**REQUEST:** Word for word, retype every entry in the listing.

[start RECORDS FOR THE EXERCISE]

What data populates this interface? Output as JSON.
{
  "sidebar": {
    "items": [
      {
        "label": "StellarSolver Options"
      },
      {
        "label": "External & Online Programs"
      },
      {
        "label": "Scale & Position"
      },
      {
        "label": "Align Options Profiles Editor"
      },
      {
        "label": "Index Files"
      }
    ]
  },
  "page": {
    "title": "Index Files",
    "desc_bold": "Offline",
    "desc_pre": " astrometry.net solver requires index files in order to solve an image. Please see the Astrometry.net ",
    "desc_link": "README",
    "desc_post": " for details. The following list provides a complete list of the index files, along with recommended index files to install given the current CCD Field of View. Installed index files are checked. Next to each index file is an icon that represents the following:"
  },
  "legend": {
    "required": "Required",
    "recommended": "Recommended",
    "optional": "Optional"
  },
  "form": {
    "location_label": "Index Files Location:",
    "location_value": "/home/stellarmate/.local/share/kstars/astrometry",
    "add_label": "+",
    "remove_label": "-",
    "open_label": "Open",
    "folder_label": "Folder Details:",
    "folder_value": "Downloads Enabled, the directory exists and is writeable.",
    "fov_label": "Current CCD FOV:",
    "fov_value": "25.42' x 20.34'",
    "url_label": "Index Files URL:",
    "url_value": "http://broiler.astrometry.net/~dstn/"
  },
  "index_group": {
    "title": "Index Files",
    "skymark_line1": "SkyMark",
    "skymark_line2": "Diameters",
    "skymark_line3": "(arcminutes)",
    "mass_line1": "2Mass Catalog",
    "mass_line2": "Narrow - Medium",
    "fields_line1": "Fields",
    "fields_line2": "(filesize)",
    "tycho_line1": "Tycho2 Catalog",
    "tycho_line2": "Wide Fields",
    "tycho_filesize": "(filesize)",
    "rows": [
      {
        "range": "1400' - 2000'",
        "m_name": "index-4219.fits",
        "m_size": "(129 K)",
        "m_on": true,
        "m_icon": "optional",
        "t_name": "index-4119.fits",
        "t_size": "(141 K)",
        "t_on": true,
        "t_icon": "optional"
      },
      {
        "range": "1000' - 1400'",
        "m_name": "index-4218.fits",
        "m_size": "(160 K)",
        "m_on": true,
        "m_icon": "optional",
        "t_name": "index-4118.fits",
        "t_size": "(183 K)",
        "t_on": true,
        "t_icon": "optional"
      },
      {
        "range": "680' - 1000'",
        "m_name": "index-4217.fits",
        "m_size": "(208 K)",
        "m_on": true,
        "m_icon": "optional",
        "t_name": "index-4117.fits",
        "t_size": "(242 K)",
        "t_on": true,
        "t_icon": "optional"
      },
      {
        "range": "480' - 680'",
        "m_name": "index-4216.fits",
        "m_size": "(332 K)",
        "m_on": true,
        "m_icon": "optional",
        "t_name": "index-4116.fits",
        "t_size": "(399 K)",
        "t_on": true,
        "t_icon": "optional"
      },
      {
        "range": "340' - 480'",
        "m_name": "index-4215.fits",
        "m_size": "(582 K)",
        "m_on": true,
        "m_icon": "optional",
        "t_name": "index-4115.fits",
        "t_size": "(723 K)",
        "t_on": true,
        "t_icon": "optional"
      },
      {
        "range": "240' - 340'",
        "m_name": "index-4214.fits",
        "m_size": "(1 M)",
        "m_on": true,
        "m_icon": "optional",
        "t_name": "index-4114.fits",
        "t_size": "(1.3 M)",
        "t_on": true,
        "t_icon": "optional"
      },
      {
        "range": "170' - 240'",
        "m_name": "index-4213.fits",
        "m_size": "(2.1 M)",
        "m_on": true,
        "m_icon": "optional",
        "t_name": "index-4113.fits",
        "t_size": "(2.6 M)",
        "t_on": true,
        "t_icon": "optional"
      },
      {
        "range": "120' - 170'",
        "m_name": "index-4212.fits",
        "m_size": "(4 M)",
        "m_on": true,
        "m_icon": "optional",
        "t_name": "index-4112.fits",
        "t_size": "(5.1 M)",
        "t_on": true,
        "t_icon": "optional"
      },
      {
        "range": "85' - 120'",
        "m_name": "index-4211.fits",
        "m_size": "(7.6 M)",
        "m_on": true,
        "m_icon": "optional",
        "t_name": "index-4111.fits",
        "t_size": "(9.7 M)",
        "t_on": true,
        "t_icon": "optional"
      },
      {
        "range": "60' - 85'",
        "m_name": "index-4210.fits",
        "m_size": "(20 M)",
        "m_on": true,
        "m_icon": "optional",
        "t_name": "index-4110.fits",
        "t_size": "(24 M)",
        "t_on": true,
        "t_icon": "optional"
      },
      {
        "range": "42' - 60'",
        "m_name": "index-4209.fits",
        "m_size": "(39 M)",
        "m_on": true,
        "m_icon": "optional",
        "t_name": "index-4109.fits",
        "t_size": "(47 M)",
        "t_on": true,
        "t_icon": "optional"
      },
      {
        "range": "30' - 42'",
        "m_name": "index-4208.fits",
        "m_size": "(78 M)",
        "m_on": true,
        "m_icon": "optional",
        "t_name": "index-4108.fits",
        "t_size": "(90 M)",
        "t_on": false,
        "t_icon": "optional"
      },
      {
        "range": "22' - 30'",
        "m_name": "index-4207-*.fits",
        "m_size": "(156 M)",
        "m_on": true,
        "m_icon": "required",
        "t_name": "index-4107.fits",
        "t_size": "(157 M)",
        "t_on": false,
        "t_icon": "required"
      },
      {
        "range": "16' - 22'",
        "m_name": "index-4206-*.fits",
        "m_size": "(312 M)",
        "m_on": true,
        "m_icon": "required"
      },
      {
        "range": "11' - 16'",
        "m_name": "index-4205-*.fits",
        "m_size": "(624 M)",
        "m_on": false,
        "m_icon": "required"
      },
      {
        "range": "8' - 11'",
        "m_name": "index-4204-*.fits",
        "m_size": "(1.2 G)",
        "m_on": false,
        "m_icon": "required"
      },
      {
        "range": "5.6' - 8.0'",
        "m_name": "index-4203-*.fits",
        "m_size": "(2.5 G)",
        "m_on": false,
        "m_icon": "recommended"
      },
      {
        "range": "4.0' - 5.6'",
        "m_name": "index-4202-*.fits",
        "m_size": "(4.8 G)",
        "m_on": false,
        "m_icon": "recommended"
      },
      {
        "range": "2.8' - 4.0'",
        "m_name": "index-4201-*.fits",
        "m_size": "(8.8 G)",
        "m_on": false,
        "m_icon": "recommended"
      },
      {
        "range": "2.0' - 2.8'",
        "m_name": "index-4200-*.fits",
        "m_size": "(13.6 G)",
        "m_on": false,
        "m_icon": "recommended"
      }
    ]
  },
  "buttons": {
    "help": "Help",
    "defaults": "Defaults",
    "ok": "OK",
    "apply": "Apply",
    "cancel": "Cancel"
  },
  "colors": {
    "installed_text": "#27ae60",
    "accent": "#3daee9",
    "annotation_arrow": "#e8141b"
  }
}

[end RECORDS FOR THE EXERCISE]

**TASK RESPONSE:**
What data populates this interface? Output as JSON.
{
  "sidebar": {
    "items": [
      {
        "label": "StellarSolver Options"
      },
      {
        "label": "External & Online Programs"
      },
      {
        "label": "Scale & Position"
      },
      {
        "label": "Align Options Profiles Editor"
      },
      {
        "label": "Index Files"
      }
    ]
  },
  "page": {
    "title": "Index Files",
    "desc_bold": "Offline",
    "desc_pre": " astrometry.net solver requires index files in order to solve an image. Please see the Astrometry.net ",
    "desc_link": "README",
    "desc_post": " for details. The following list provides a complete list of the index files, along with recommended index files to install given the current CCD Field of View. Installed index files are checked. Next to each index file is an icon that represents the following:"
  },
  "legend": {
    "required": "Required",
    "recommended": "Recommended",
    "optional": "Optional"
  },
  "form": {
    "location_label": "Index Files Location:",
    "location_value": "/home/stellarmate/.local/share/kstars/astrometry",
    "add_label": "+",
    "remove_label": "-",
    "open_label": "Open",
    "folder_label": "Folder Details:",
    "folder_value": "Downloads Enabled, the directory exists and is writeable.",
    "fov_label": "Current CCD FOV:",
    "fov_value": "25.42' x 20.34'",
    "url_label": "Index Files URL:",
    "url_value": "http://broiler.astrometry.net/~dstn/"
  },
  "index_group": {
    "title": "Index Files",
    "skymark_line1": "SkyMark",
    "skymark_line2": "Diameters",
    "skymark_line3": "(arcminutes)",
    "mass_line1": "2Mass Catalog",
    "mass_line2": "Narrow - Medium",
    "fields_line1": "Fields",
    "fields_line2": "(filesize)",
    "tycho_line1": "Tycho2 Catalog",
    "tycho_line2": "Wide Fields",
    "tycho_filesize": "(filesize)",
    "rows": [
      {
        "range": "1400' - 2000'",
        "m_name": "index-4219.fits",
        "m_size": "(129 K)",
        "m_on": true,
        "m_icon": "optional",
        "t_name": "index-4119.fits",
        "t_size": "(141 K)",
        "t_on": true,
        "t_icon": "optional"
      },
      {
        "range": "1000' - 1400'",
        "m_name": "index-4218.fits",
        "m_size": "(160 K)",
        "m_on": true,
        "m_icon": "optional",
        "t_name": "index-4118.fits",
        "t_size": "(183 K)",
        "t_on": true,
        "t_icon": "optional"
      },
      {
        "range": "680' - 1000'",
        "m_name": "index-4217.fits",
        "m_size": "(208 K)",
        "m_on": true,
        "m_icon": "optional",
        "t_name": "index-4117.fits",
        "t_size": "(242 K)",
        "t_on": true,
        "t_icon": "optional"
      },
      {
        "range": "480' - 680'",
        "m_name": "index-4216.fits",
        "m_size": "(332 K)",
        "m_on": true,
        "m_icon": "optional",
        "t_name": "index-4116.fits",
        "t_size": "(399 K)",
        "t_on": true,
        "t_icon": "optional"
      },
      {
        "range": "340' - 480'",
        "m_name": "index-4215.fits",
        "m_size": "(582 K)",
        "m_on": true,
        "m_icon": "optional",
        "t_name": "index-4115.fits",
        "t_size": "(723 K)",
        "t_on": true,
        "t_icon": "optional"
      },
      {
        "range": "240' - 340'",
        "m_name": "index-4214.fits",
        "m_size": "(1 M)",
        "m_on": true,
        "m_icon": "optional",
        "t_name": "index-4114.fits",
        "t_size": "(1.3 M)",
        "t_on": true,
        "t_icon": "optional"
      },
      {
        "range": "170' - 240'",
        "m_name": "index-4213.fits",
        "m_size": "(2.1 M)",
        "m_on": true,
        "m_icon": "optional",
        "t_name": "index-4113.fits",
        "t_size": "(2.6 M)",
        "t_on": true,
        "t_icon": "optional"
      },
      {
        "range": "120' - 170'",
        "m_name": "index-4212.fits",
        "m_size": "(4 M)",
        "m_on": true,
        "m_icon": "optional",
        "t_name": "index-4112.fits",
        "t_size": "(5.1 M)",
        "t_on": true,
        "t_icon": "optional"
      },
      {
        "range": "85' - 120'",
        "m_name": "index-4211.fits",
        "m_size": "(7.6 M)",
        "m_on": true,
        "m_icon": "optional",
        "t_name": "index-4111.fits",
        "t_size": "(9.7 M)",
        "t_on": true,
        "t_icon": "optional"
      },
      {
        "range": "60' - 85'",
        "m_name": "index-4210.fits",
        "m_size": "(20 M)",
        "m_on": true,
        "m_icon": "optional",
        "t_name": "index-4110.fits",
        "t_size": "(24 M)",
        "t_on": true,
        "t_icon": "optional"
      },
      {
        "range": "42' - 60'",
        "m_name": "index-4209.fits",
        "m_size": "(39 M)",
        "m_on": true,
        "m_icon": "optional",
        "t_name": "index-4109.fits",
        "t_size": "(47 M)",
        "t_on": true,
        "t_icon": "optional"
      },
      {
        "range": "30' - 42'",
        "m_name": "index-4208.fits",
        "m_size": "(78 M)",
        "m_on": true,
        "m_icon": "optional",
        "t_name": "index-4108.fits",
        "t_size": "(90 M)",
        "t_on": false,
        "t_icon": "optional"
      },
      {
        "range": "22' - 30'",
        "m_name": "index-4207-*.fits",
        "m_size": "(156 M)",
        "m_on": true,
        "m_icon": "required",
        "t_name": "index-4107.fits",
        "t_size": "(157 M)",
        "t_on": false,
        "t_icon": "required"
      },
      {
        "range": "16' - 22'",
        "m_name": "index-4206-*.fits",
        "m_size": "(312 M)",
        "m_on": true,
        "m_icon": "required"
      },
      {
        "range": "11' - 16'",
        "m_name": "index-4205-*.fits",
        "m_size": "(624 M)",
        "m_on": false,
        "m_icon": "required"
      },
      {
        "range": "8' - 11'",
        "m_name": "index-4204-*.fits",
        "m_size": "(1.2 G)",
        "m_on": false,
        "m_icon": "required"
      },
      {
        "range": "5.6' - 8.0'",
        "m_name": "index-4203-*.fits",
        "m_size": "(2.5 G)",
        "m_on": false,
        "m_icon": "recommended"
      },
      {
        "range": "4.0' - 5.6'",
        "m_name": "index-4202-*.fits",
        "m_size": "(4.8 G)",
        "m_on": false,
        "m_icon": "recommended"
      },
      {
        "range": "2.8' - 4.0'",
        "m_name": "index-4201-*.fits",
        "m_size": "(8.8 G)",
        "m_on": false,
        "m_icon": "recommended"
      },
      {
        "range": "2.0' - 2.8'",
        "m_name": "index-4200-*.fits",
        "m_size": "(13.6 G)",
        "m_on": false,
        "m_icon": "recommended"
      }
    ]
  },
  "buttons": {
    "help": "Help",
    "defaults": "Defaults",
    "ok": "OK",
    "apply": "Apply",
    "cancel": "Cancel"
  },
  "colors": {
    "installed_text": "#27ae60",
    "accent": "#3daee9",
    "annotation_arrow": "#e8141b"
  }
}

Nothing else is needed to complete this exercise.